Goal of the exercise →
In the data below, find every line that has the string "التلبينة", and copy it.

BEGIN Given entries

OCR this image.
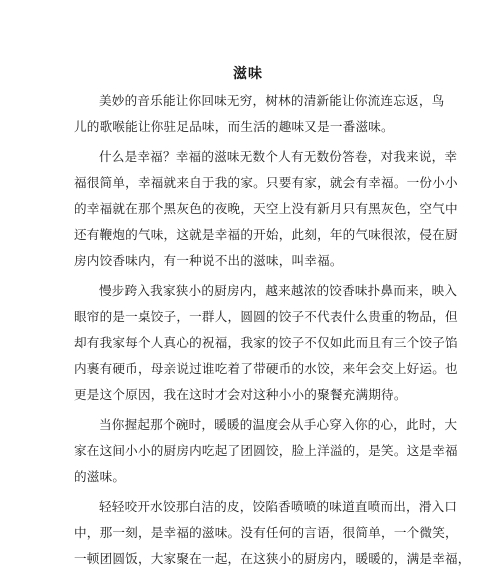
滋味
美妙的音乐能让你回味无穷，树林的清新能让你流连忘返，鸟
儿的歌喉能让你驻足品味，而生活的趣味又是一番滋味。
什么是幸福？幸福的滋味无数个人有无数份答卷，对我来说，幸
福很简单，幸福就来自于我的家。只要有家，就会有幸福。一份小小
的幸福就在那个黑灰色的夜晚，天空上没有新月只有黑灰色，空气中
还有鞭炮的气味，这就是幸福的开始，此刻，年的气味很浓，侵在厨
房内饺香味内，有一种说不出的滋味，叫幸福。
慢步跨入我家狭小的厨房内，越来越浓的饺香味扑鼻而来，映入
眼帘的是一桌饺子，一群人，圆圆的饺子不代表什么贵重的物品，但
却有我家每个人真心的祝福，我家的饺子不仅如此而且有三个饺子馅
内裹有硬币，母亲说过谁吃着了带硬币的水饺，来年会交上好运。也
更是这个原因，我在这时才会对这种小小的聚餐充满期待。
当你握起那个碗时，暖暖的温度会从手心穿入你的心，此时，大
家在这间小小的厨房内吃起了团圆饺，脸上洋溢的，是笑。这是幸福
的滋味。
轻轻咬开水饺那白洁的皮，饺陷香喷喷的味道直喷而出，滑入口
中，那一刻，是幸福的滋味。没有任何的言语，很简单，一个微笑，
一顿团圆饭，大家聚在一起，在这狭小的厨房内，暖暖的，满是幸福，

END Given entries
BEGIN Given entries

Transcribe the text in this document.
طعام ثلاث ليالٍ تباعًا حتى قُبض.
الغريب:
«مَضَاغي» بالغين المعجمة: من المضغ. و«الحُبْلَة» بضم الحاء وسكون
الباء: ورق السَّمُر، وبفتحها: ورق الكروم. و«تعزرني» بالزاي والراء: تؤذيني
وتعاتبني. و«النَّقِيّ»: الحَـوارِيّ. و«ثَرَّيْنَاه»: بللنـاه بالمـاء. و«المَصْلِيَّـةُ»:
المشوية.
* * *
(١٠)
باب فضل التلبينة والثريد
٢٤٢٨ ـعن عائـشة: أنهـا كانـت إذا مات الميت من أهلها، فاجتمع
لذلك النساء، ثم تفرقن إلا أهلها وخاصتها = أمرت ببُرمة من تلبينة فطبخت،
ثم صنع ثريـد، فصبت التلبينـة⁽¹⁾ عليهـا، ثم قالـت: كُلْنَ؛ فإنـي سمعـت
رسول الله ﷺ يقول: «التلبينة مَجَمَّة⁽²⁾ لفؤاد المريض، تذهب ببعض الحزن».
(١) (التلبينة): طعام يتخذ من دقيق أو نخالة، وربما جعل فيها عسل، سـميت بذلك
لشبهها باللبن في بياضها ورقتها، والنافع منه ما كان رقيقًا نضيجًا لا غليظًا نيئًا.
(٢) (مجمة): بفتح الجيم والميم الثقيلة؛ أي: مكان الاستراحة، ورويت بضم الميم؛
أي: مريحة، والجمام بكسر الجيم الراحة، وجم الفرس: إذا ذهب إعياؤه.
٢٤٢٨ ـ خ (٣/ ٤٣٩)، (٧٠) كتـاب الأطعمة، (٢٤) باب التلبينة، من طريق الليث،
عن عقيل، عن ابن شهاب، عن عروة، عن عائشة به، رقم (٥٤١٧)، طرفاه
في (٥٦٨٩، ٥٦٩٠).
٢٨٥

END Given entries

Output of the exercise →
باب فضل التلبينة والثريد
رسول الله ﷺ يقول: «التلبينة مَجَمَّة⁽²⁾ لفؤاد المريض، تذهب ببعض الحزن».
(١) (التلبينة): طعام يتخذ من دقيق أو نخالة، وربما جعل فيها عسل، سـميت بذلك
٢٤٢٨ ـ خ (٣/ ٤٣٩)، (٧٠) كتـاب الأطعمة، (٢٤) باب التلبينة، من طريق الليث،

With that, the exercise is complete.